-- start of Data section --
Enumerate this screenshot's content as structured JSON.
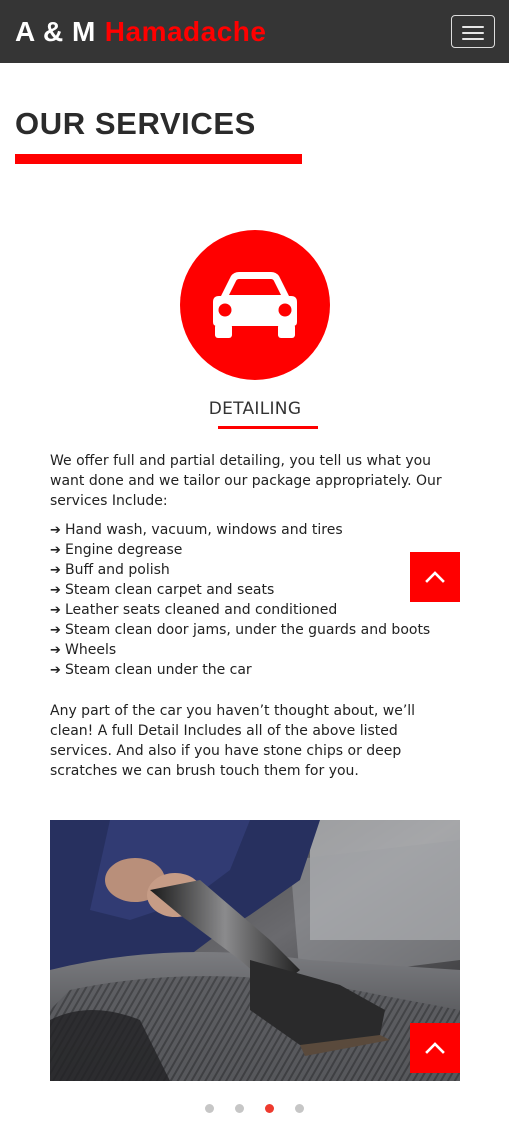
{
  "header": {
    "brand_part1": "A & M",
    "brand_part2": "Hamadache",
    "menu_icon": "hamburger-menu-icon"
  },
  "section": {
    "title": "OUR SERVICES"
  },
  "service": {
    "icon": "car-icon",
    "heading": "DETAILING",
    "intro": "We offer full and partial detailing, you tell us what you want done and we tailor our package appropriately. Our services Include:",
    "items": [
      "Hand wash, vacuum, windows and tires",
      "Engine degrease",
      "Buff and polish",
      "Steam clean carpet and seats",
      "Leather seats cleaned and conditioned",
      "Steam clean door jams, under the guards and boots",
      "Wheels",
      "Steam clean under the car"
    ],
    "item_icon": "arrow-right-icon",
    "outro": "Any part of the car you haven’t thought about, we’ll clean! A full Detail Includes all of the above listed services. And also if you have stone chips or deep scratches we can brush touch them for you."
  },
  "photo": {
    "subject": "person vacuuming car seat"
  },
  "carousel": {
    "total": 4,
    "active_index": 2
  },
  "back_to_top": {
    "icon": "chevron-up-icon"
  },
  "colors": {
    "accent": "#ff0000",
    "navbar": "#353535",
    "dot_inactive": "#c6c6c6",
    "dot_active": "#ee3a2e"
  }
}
-- end of Data section --
-- start of Data section --
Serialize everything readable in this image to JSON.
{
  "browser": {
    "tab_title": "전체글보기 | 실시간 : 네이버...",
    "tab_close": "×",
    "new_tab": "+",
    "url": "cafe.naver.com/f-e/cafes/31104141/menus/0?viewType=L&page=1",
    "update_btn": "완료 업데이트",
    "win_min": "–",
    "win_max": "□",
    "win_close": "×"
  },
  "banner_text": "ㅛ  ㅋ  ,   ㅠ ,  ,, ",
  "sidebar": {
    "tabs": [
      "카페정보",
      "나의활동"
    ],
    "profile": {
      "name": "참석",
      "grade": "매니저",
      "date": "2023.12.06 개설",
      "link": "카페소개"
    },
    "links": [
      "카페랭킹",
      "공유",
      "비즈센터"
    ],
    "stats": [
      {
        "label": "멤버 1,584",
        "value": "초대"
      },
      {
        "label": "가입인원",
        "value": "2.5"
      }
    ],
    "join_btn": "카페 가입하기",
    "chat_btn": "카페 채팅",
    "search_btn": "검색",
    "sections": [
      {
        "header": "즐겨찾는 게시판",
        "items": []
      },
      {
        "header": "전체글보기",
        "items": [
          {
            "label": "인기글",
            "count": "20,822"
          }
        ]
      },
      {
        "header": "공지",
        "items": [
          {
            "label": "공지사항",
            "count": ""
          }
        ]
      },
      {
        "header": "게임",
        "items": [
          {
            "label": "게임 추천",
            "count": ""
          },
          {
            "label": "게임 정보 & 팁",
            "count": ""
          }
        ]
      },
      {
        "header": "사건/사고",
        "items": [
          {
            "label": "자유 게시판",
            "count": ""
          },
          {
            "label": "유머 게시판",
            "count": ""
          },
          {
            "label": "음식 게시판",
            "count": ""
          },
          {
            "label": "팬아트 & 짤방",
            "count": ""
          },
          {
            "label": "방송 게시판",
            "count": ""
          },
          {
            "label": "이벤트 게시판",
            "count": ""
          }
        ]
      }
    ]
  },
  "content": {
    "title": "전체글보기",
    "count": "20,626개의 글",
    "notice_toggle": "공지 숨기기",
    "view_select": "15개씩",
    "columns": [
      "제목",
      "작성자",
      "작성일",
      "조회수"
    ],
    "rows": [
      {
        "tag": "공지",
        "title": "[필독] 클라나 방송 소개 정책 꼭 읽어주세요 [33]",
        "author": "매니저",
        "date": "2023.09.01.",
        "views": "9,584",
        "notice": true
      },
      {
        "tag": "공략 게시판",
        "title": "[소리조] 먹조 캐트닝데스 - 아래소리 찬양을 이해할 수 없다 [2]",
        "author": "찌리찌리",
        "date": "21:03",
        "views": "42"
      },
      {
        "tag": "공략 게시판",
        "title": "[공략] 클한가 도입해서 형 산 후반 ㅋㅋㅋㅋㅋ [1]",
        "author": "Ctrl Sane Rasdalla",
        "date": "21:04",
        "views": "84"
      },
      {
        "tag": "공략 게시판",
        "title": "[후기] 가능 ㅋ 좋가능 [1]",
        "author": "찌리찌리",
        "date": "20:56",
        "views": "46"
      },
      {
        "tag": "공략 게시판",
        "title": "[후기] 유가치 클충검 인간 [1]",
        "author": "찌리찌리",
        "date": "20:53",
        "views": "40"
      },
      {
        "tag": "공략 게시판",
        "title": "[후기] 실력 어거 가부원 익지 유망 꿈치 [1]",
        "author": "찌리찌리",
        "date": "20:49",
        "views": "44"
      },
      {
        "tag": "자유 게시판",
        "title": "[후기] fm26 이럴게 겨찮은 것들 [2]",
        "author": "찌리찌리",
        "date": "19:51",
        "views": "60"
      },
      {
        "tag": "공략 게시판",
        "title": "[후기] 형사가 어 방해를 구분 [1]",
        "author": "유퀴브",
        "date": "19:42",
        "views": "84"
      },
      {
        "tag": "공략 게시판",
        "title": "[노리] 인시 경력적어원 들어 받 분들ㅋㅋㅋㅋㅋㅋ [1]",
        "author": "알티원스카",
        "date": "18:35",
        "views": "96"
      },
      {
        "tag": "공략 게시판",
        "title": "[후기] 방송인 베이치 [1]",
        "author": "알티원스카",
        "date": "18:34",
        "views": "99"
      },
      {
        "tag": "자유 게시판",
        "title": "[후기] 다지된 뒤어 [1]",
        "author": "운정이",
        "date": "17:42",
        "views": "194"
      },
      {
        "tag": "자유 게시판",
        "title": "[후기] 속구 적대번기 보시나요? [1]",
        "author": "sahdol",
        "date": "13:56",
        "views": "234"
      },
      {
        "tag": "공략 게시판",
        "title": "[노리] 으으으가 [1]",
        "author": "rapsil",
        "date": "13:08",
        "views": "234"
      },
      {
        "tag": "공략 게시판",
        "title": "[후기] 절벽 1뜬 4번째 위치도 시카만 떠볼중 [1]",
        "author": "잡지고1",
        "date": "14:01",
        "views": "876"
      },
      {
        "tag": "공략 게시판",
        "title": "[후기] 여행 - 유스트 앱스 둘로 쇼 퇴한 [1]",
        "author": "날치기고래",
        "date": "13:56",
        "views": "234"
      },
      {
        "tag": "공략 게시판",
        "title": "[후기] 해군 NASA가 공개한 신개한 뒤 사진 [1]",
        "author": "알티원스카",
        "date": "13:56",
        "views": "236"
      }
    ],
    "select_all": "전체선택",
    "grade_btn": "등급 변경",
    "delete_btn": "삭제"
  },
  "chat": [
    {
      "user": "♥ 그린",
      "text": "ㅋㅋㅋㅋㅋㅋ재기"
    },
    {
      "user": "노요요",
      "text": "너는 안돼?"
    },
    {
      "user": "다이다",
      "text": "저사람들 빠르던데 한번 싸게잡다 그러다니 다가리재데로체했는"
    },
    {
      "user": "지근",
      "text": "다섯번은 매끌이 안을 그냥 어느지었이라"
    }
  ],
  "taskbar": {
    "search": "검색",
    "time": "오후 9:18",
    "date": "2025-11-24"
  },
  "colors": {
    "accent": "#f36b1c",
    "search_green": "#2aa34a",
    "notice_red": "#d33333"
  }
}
-- end of Data section --
-- start of Data section --
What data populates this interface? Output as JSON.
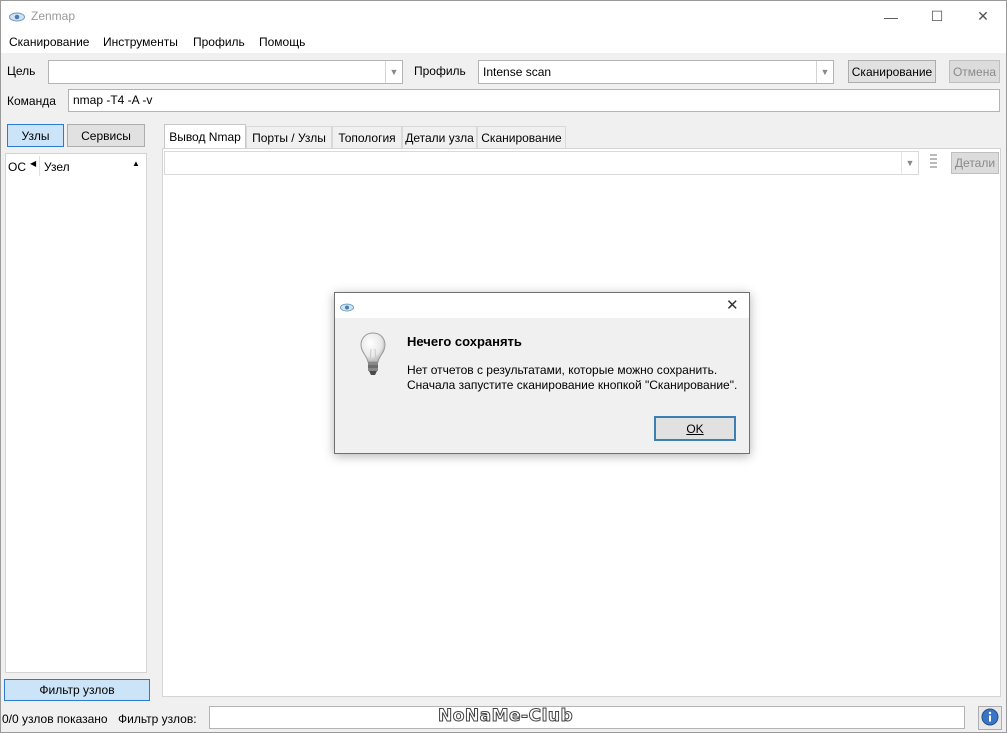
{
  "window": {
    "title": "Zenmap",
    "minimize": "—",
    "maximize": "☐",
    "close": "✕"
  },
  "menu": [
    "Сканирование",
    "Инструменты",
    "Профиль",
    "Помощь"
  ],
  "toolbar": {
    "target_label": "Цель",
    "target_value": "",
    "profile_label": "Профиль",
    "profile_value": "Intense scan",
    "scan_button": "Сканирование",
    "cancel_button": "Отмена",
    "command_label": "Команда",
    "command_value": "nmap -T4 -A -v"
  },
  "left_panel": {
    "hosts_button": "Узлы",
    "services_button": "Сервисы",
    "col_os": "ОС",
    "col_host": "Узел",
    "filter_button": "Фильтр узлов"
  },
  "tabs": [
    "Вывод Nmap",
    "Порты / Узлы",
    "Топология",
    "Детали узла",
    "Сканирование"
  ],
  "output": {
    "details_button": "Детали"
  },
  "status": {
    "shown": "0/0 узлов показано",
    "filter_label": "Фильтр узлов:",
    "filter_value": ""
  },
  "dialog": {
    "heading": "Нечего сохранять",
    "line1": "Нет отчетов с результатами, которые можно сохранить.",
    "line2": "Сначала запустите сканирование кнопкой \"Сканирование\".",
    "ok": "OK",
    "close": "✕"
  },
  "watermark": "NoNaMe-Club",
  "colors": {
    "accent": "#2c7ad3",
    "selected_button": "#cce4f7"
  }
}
-- end of Data section --
* Exercise description
Find each line with the string "this" and copy it out.

* Written answer
Enumerate this screenshot's content as structured JSON.
Serialize everything readable in this image to JSON.
What data populates this interface? Output as JSON.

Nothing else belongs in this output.